Directions for this task: In your copy, leave out the pictures; write out all the data exactly.

===== Available records

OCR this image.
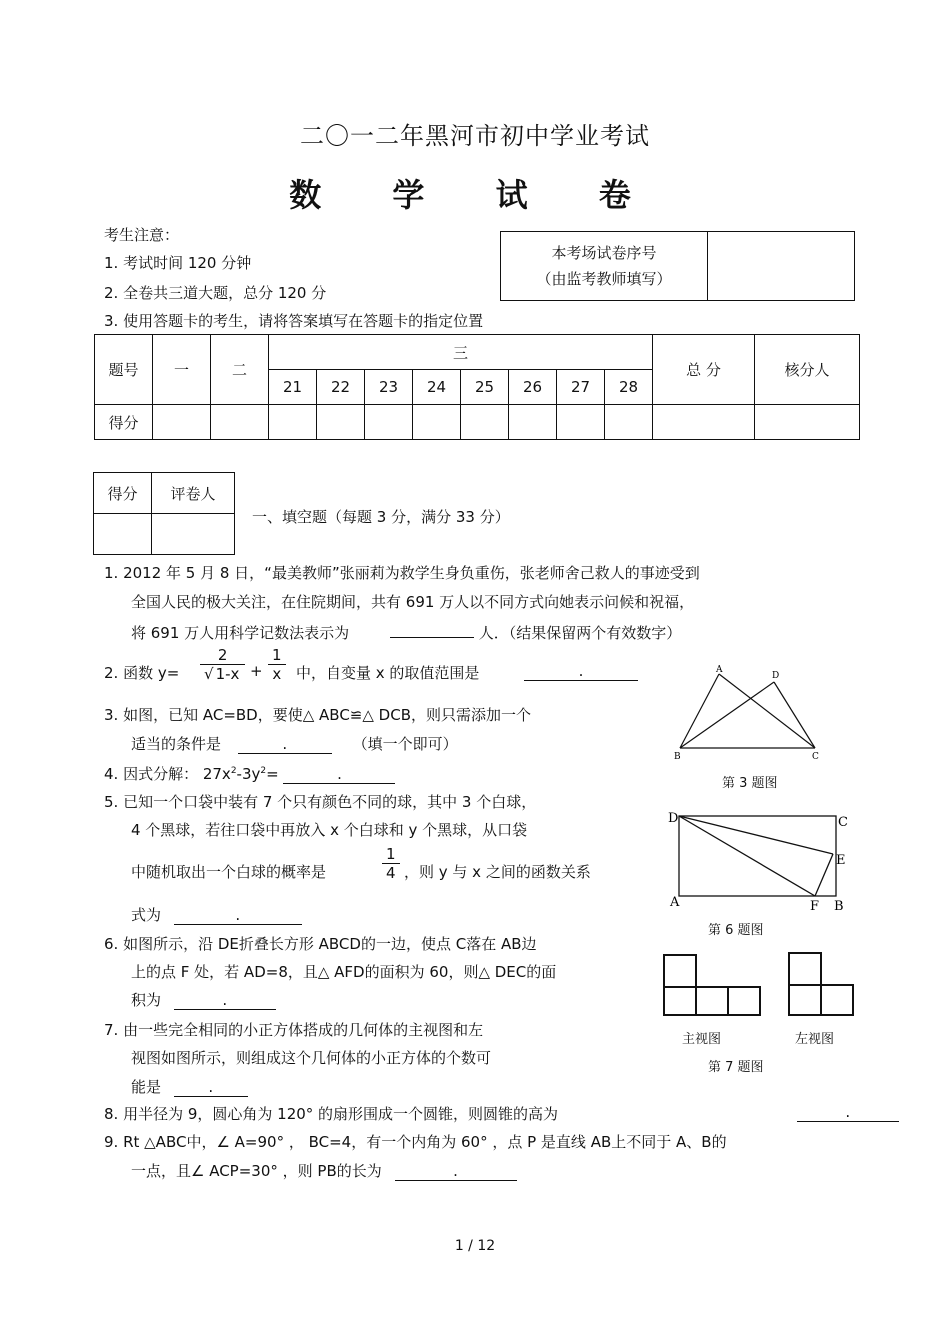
二〇一二年黑河市初中学业考试
数 学 试 卷
考生注意：
1. 考试时间 120 分钟
2. 全卷共三道大题，总分 120 分
3. 使用答题卡的考生，请将答案填写在答题卡的指定位置
本考场试卷序号
（由监考教师填写）

题号	一	二	三								总 分	核分人
			21	22	23	24	25	26	27	28		
得分												
得分	评卷人

一、填空题（每题 3 分，满分 33 分）
1. 2012 年 5 月 8 日，“最美教师”张丽莉为救学生身负重伤，张老师舍己救人的事迹受到
全国人民的极大关注，在住院期间，共有 691 万人以不同方式向她表示问候和祝福，
将 691 万人用科学记数法表示为	人．（结果保留两个有效数字）
2. 函数 $y= \frac{2}{√ 1-x} + \frac{1}{x}$ 中，自变量 x 的取值范围是	.
3. 如图，已知 AC=BD，要使△ ABC≌△ DCB，则只需添加一个
适当的条件是	.	（填一个即可）
4. 因式分解： $27x^2-3y^2=$	.
5. 已知一个口袋中装有 7 个只有颜色不同的球，其中 3 个白球，
4 个黑球，若往口袋中再放入 x 个白球和 y 个黑球，从口袋
中随机取出一个白球的概率是	$\frac{1}{4}$ ，则 y 与 x 之间的函数关系
式为	.
6. 如图所示，沿 DE折叠长方形 ABCD的一边，使点 C落在 AB边
上的点 F 处，若 AD=8，且△ AFD的面积为 60，则△ DEC的面
积为	.
7. 由一些完全相同的小正方体搭成的几何体的主视图和左
视图如图所示，则组成这个几何体的小正方体的个数可
能是	.
8. 用半径为 9，圆心角为 120° 的扇形围成一个圆锥，则圆锥的高为	.
9. Rt △ABC中，∠ A=90° ， BC=4，有一个内角为 60° ，点 P 是直线 AB上不同于 A、B的
一点，且∠ ACP=30° ，则 PB的长为	.
A
D
B	C
第 3 题图
D	C
E
A	F B
第 6 题图
主视图	左视图
第 7 题图
1 / 12
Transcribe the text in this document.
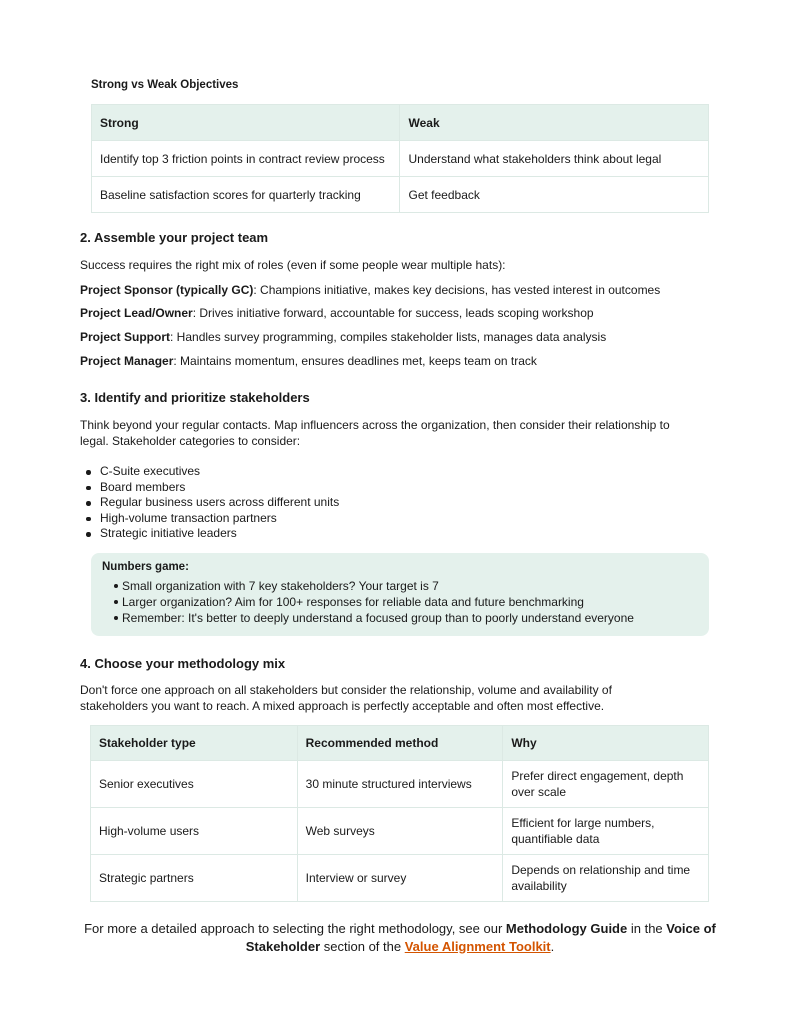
Strong vs Weak Objectives
Strong	Weak
Identify top 3 friction points in contract review process	Understand what stakeholders think about legal
Baseline satisfaction scores for quarterly tracking	Get feedback
2. Assemble your project team
Success requires the right mix of roles (even if some people wear multiple hats):
Project Sponsor (typically GC): Champions initiative, makes key decisions, has vested interest in outcomes
Project Lead/Owner: Drives initiative forward, accountable for success, leads scoping workshop
Project Support: Handles survey programming, compiles stakeholder lists, manages data analysis
Project Manager: Maintains momentum, ensures deadlines met, keeps team on track
3. Identify and prioritize stakeholders
Think beyond your regular contacts. Map influencers across the organization, then consider their relationship to
legal. Stakeholder categories to consider:
C-Suite executives
Board members
Regular business users across different units
High-volume transaction partners
Strategic initiative leaders
Numbers game:
Small organization with 7 key stakeholders? Your target is 7
Larger organization? Aim for 100+ responses for reliable data and future benchmarking
Remember: It's better to deeply understand a focused group than to poorly understand everyone
4. Choose your methodology mix
Don't force one approach on all stakeholders but consider the relationship, volume and availability of
stakeholders you want to reach. A mixed approach is perfectly acceptable and often most effective.
Stakeholder type	Recommended method	Why
Senior executives	30 minute structured interviews	Prefer direct engagement, depth over scale
High-volume users	Web surveys	Efficient for large numbers, quantifiable data
Strategic partners	Interview or survey	Depends on relationship and time availability
For more a detailed approach to selecting the right methodology, see our Methodology Guide in the Voice of Stakeholder section of the Value Alignment Toolkit.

==========

Result of the task:
OCR this image.
二〇一二年黑河市初中学业考试
数 学 试 卷
考生注意：
1. 考试时间 120 分钟
2. 全卷共三道大题，总分 120 分
3. 使用答题卡的考生，请将答案填写在答题卡的指定位置
本考场试卷序号
（由监考教师填写）

题号	一	二	三								总 分	核分人
			21	22	23	24	25	26	27	28		
得分												
得分	评卷人

一、填空题（每题 3 分，满分 33 分）
1. 2012 年 5 月 8 日，“最美教师”张丽莉为救学生身负重伤，张老师舍己救人的事迹受到
全国人民的极大关注，在住院期间，共有 691 万人以不同方式向她表示问候和祝福，
将 691 万人用科学记数法表示为	人．（结果保留两个有效数字）
2. 函数 $y= \frac{2}{√ 1-x} + \frac{1}{x}$ 中，自变量 x 的取值范围是	.
3. 如图，已知 AC=BD，要使△ ABC≌△ DCB，则只需添加一个
适当的条件是	.	（填一个即可）
4. 因式分解： $27x^2-3y^2=$	.
5. 已知一个口袋中装有 7 个只有颜色不同的球，其中 3 个白球，
4 个黑球，若往口袋中再放入 x 个白球和 y 个黑球，从口袋
中随机取出一个白球的概率是	$\frac{1}{4}$ ，则 y 与 x 之间的函数关系
式为	.
6. 如图所示，沿 DE折叠长方形 ABCD的一边，使点 C落在 AB边
上的点 F 处，若 AD=8，且△ AFD的面积为 60，则△ DEC的面
积为	.
7. 由一些完全相同的小正方体搭成的几何体的主视图和左
视图如图所示，则组成这个几何体的小正方体的个数可
能是	.
8. 用半径为 9，圆心角为 120° 的扇形围成一个圆锥，则圆锥的高为	.
9. Rt △ABC中，∠ A=90° ， BC=4，有一个内角为 60° ，点 P 是直线 AB上不同于 A、B的
一点，且∠ ACP=30° ，则 PB的长为	.
A
D
B	C
第 3 题图
D	C
E
A	F B
第 6 题图
主视图	左视图
第 7 题图
1 / 12
Transcribe the text in this document.
Strong vs Weak Objectives
Strong	Weak
Identify top 3 friction points in contract review process	Understand what stakeholders think about legal
Baseline satisfaction scores for quarterly tracking	Get feedback
2. Assemble your project team
Success requires the right mix of roles (even if some people wear multiple hats):
Project Sponsor (typically GC): Champions initiative, makes key decisions, has vested interest in outcomes
Project Lead/Owner: Drives initiative forward, accountable for success, leads scoping workshop
Project Support: Handles survey programming, compiles stakeholder lists, manages data analysis
Project Manager: Maintains momentum, ensures deadlines met, keeps team on track
3. Identify and prioritize stakeholders
Think beyond your regular contacts. Map influencers across the organization, then consider their relationship to
legal. Stakeholder categories to consider:
C-Suite executives
Board members
Regular business users across different units
High-volume transaction partners
Strategic initiative leaders
Numbers game:
Small organization with 7 key stakeholders? Your target is 7
Larger organization? Aim for 100+ responses for reliable data and future benchmarking
Remember: It's better to deeply understand a focused group than to poorly understand everyone
4. Choose your methodology mix
Don't force one approach on all stakeholders but consider the relationship, volume and availability of
stakeholders you want to reach. A mixed approach is perfectly acceptable and often most effective.
Stakeholder type	Recommended method	Why
Senior executives	30 minute structured interviews	Prefer direct engagement, depth over scale
High-volume users	Web surveys	Efficient for large numbers, quantifiable data
Strategic partners	Interview or survey	Depends on relationship and time availability
For more a detailed approach to selecting the right methodology, see our Methodology Guide in the Voice of Stakeholder section of the Value Alignment Toolkit.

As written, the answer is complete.